(Saved entries)
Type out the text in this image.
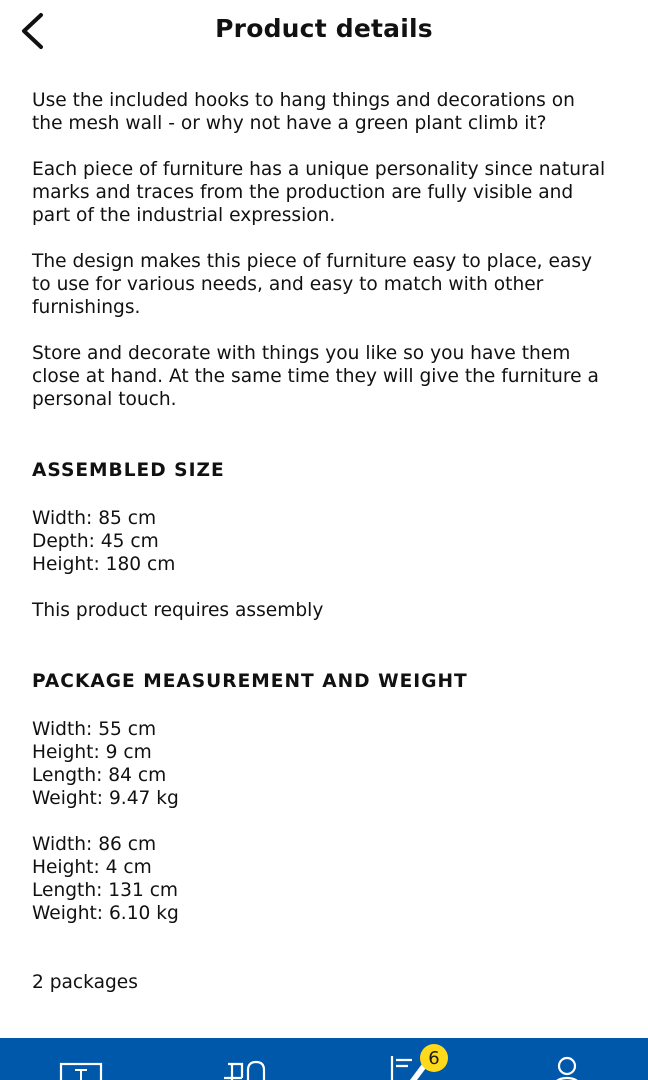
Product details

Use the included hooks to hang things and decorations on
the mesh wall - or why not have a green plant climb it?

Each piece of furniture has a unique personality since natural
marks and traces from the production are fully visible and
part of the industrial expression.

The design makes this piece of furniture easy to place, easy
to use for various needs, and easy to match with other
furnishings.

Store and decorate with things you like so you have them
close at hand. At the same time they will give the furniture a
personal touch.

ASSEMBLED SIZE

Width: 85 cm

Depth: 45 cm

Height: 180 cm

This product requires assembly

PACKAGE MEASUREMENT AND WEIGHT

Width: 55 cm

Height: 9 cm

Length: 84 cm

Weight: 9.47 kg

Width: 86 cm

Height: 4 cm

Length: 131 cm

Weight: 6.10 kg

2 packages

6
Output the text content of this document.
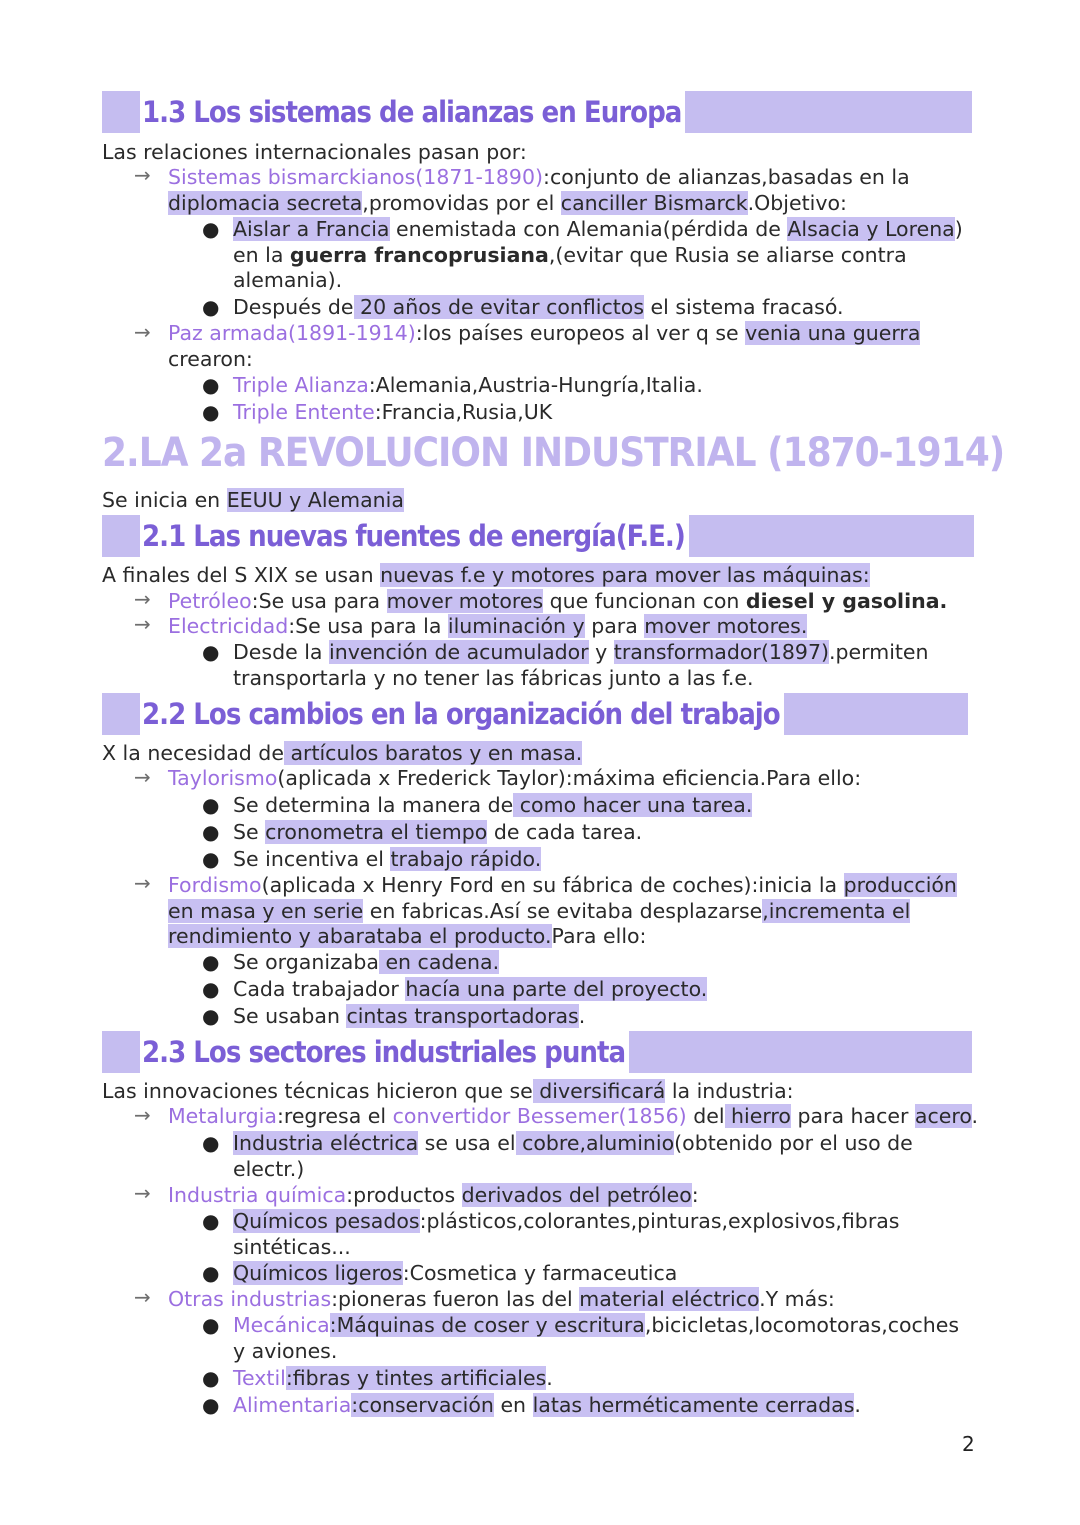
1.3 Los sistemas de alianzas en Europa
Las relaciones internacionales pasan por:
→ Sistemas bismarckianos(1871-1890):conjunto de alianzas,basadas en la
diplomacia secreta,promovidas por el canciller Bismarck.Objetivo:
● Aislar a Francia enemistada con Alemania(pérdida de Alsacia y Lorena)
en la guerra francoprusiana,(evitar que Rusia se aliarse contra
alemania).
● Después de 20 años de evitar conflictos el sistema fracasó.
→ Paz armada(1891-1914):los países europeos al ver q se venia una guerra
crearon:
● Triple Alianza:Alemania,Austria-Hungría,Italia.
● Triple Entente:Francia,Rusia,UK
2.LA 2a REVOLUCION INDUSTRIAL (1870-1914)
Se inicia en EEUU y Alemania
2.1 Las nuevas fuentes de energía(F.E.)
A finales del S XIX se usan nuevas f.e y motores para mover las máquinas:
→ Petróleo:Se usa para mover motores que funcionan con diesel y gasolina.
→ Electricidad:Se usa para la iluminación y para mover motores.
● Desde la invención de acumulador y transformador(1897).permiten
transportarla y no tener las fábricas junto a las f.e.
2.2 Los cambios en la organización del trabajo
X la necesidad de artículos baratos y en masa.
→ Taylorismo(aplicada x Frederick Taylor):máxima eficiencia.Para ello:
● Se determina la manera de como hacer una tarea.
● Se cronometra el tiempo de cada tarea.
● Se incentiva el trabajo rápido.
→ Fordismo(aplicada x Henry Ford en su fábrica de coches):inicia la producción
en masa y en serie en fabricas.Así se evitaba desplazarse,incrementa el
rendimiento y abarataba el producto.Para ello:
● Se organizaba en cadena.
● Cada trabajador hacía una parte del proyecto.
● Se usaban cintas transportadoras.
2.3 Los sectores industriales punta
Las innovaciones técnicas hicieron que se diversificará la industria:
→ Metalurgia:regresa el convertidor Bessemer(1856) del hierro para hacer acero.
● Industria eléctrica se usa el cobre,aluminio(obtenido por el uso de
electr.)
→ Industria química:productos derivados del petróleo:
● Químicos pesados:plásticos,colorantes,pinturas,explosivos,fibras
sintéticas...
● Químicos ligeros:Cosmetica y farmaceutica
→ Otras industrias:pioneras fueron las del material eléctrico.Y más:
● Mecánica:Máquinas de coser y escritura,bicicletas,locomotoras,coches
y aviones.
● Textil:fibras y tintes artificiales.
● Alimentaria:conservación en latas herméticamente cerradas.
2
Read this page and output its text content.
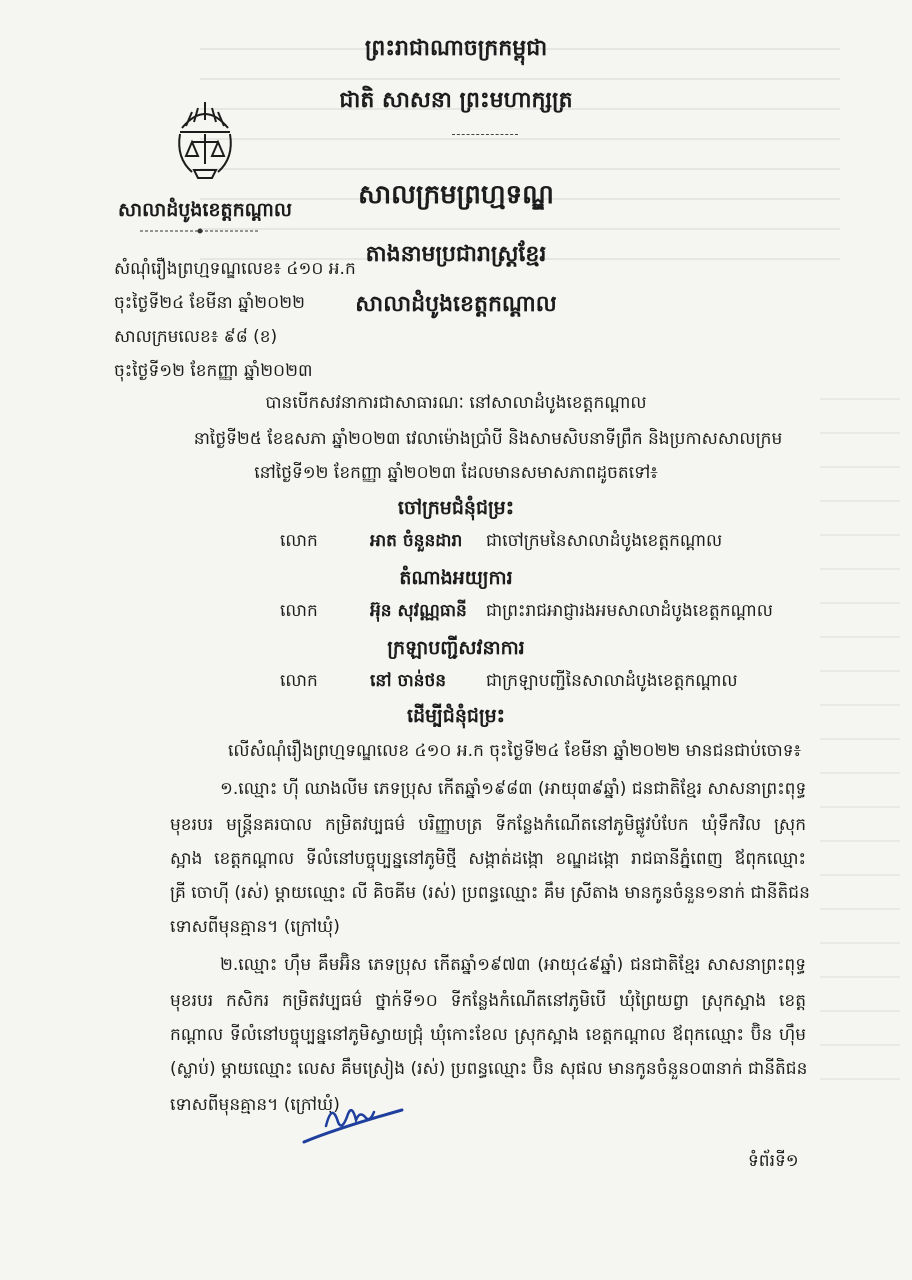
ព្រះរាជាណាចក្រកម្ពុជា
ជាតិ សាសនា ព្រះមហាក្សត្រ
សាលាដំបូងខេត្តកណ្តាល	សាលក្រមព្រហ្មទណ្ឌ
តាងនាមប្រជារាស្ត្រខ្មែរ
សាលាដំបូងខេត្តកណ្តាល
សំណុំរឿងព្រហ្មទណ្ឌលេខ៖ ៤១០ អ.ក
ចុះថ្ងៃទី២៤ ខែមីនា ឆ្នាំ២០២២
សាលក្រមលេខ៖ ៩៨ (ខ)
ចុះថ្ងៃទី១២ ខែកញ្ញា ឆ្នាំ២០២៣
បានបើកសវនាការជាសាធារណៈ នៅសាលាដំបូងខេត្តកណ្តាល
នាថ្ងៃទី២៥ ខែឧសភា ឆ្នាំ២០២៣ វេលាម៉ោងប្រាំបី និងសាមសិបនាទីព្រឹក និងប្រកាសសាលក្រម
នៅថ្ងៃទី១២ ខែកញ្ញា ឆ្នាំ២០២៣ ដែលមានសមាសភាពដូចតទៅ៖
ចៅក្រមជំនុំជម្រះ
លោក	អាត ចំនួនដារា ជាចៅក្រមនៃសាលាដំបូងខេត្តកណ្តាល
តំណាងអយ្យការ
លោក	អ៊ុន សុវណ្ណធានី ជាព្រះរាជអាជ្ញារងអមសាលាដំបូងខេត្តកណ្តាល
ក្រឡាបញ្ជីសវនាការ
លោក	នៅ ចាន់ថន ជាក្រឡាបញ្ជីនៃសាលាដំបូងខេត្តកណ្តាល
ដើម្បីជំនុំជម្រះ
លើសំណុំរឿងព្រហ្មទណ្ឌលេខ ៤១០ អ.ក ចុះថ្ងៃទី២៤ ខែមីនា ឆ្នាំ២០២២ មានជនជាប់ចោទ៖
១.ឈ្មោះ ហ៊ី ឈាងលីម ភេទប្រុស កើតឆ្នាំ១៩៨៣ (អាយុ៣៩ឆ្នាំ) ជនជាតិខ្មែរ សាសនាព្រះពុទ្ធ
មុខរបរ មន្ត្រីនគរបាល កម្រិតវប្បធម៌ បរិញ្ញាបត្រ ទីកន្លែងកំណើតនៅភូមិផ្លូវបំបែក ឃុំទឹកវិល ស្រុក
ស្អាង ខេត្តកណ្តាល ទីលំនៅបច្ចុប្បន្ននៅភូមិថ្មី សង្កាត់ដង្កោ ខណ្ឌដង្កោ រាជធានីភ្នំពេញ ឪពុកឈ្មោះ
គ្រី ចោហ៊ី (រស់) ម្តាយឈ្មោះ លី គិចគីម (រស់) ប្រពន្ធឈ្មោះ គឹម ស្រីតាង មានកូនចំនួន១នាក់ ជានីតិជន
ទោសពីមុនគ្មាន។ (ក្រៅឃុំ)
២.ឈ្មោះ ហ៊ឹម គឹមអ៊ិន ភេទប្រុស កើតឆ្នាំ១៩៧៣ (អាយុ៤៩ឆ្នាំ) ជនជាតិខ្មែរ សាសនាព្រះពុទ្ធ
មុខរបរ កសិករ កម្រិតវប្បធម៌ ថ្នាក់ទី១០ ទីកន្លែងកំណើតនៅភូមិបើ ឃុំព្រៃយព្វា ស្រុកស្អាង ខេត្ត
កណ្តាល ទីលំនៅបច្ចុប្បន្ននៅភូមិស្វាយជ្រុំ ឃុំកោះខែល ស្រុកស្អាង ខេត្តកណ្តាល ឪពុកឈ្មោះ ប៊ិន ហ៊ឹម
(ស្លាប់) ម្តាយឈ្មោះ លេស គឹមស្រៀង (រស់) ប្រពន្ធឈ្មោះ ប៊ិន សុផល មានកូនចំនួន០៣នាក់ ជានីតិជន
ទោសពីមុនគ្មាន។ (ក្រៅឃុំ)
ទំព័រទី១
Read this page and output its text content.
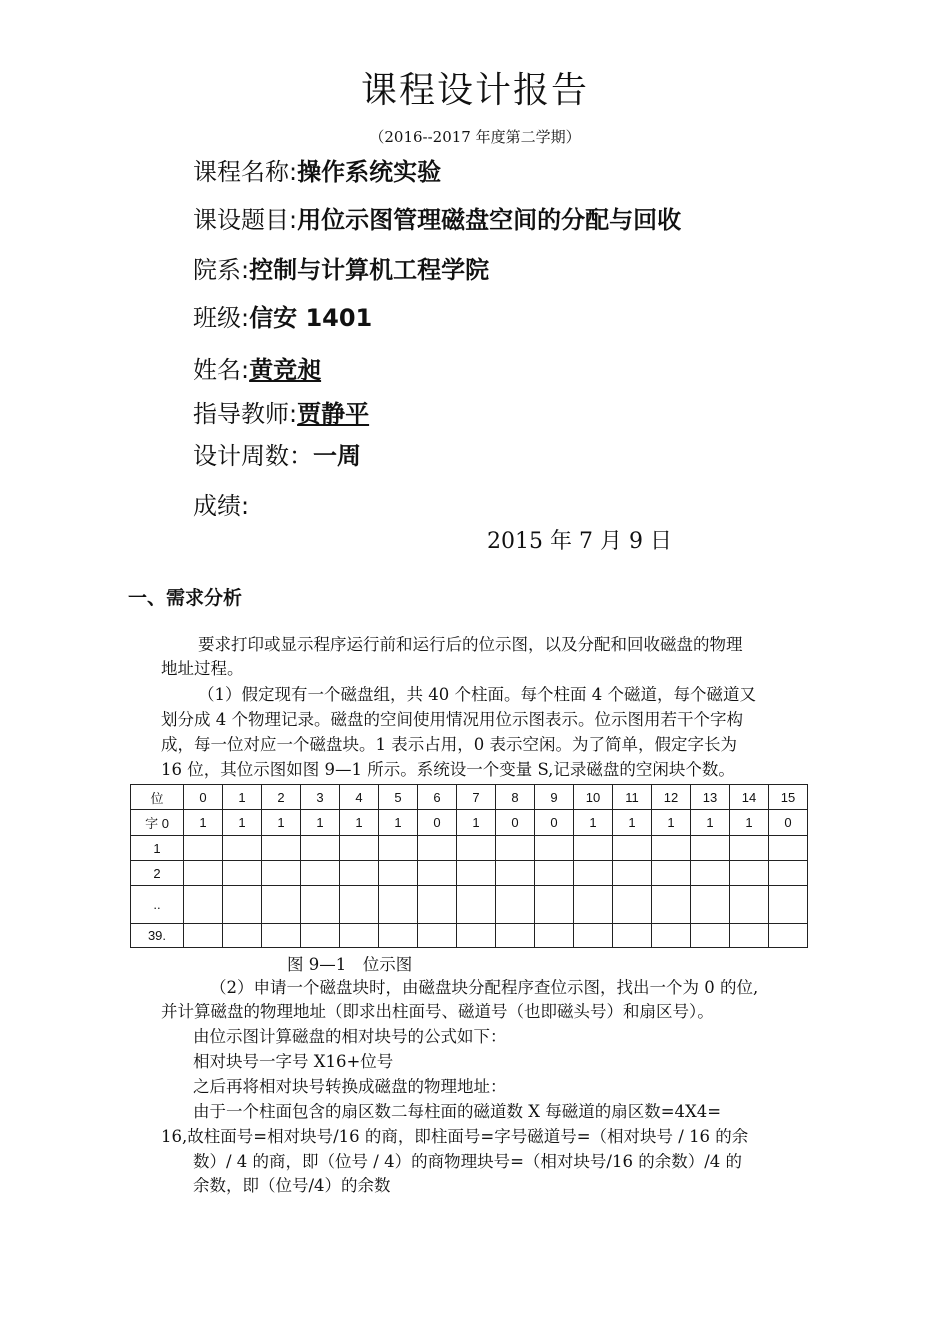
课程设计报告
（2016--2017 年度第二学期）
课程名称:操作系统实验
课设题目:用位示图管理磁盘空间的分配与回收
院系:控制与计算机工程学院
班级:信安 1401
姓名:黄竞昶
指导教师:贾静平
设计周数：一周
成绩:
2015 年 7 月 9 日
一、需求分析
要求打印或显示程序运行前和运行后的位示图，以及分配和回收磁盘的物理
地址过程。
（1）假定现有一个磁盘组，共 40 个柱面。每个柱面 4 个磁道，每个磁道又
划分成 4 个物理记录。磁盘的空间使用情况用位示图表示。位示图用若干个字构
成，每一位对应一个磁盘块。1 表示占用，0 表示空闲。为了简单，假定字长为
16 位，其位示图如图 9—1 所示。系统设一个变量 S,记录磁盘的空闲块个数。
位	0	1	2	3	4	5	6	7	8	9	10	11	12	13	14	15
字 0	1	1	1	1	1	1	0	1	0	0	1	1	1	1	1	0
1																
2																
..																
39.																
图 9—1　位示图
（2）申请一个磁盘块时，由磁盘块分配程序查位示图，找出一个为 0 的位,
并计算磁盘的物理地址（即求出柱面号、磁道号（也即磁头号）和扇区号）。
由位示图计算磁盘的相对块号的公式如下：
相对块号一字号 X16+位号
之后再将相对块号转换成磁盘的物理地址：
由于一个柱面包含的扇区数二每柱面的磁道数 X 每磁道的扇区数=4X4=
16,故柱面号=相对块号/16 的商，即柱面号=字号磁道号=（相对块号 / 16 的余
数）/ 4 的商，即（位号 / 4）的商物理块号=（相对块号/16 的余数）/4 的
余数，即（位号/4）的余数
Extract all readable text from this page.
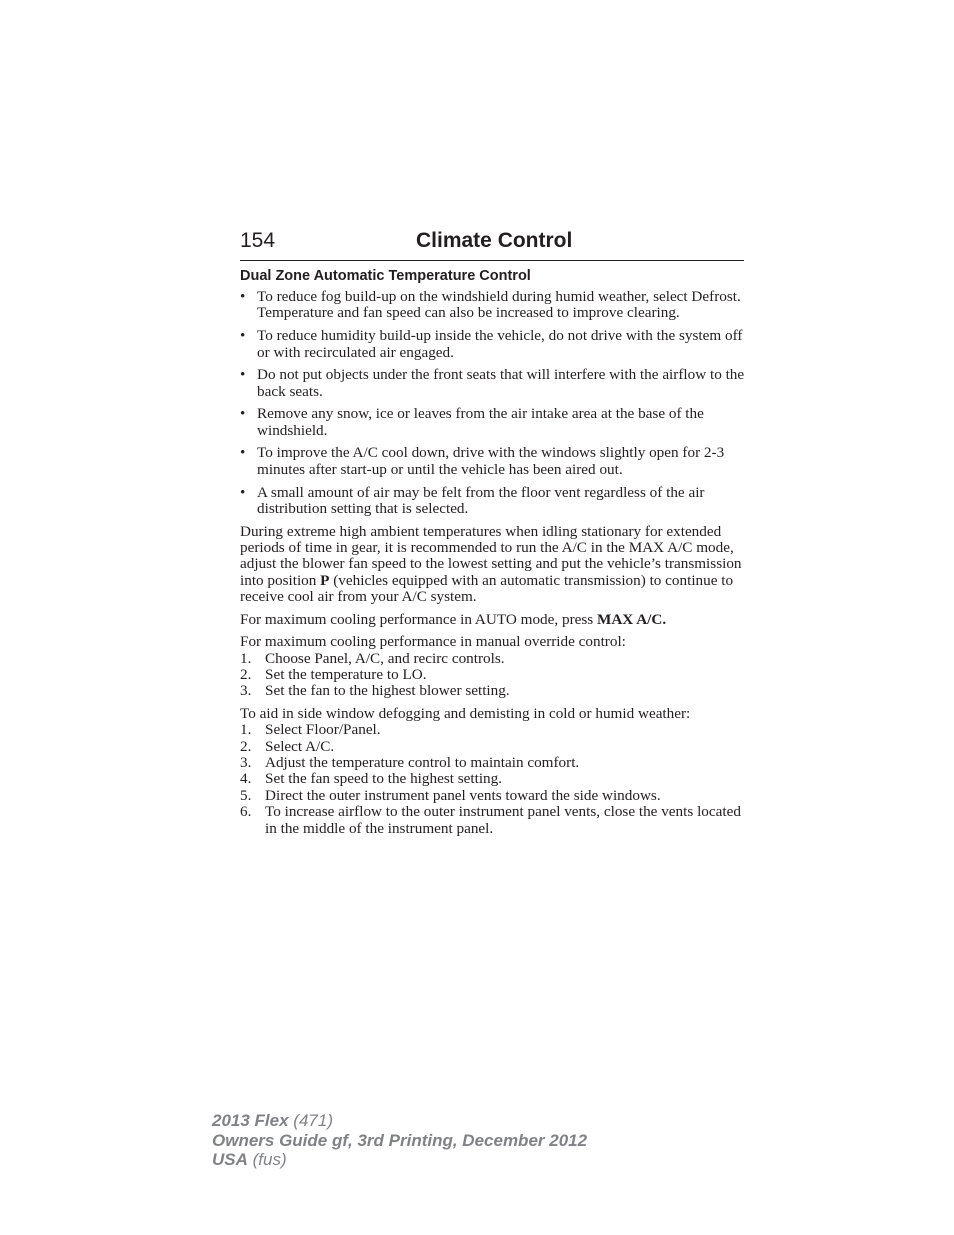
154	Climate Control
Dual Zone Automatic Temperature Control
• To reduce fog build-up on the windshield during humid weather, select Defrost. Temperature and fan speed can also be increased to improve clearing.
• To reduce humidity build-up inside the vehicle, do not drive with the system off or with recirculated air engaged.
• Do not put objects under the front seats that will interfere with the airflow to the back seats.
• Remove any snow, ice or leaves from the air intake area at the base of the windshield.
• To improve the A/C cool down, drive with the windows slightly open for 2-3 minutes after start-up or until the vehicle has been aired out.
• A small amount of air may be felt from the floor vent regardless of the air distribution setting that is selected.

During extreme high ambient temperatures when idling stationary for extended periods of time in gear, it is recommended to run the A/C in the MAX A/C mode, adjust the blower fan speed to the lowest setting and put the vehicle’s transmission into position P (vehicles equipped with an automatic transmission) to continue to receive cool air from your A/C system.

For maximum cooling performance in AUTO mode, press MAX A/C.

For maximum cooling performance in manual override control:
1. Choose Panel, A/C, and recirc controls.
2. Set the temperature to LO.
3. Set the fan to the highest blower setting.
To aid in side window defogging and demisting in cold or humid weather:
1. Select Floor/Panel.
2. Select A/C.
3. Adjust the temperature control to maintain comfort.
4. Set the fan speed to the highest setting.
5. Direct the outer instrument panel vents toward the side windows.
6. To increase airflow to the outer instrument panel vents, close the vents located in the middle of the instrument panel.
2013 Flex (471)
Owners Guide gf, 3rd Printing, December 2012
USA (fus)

# Prompt:
Single out each line of the records above with the string "ello" in it, and copy it.

# Full output:
→ Taylorismo(aplicada x Frederick Taylor):máxima eficiencia.Para ello:
rendimiento y abarataba el producto.Para ello:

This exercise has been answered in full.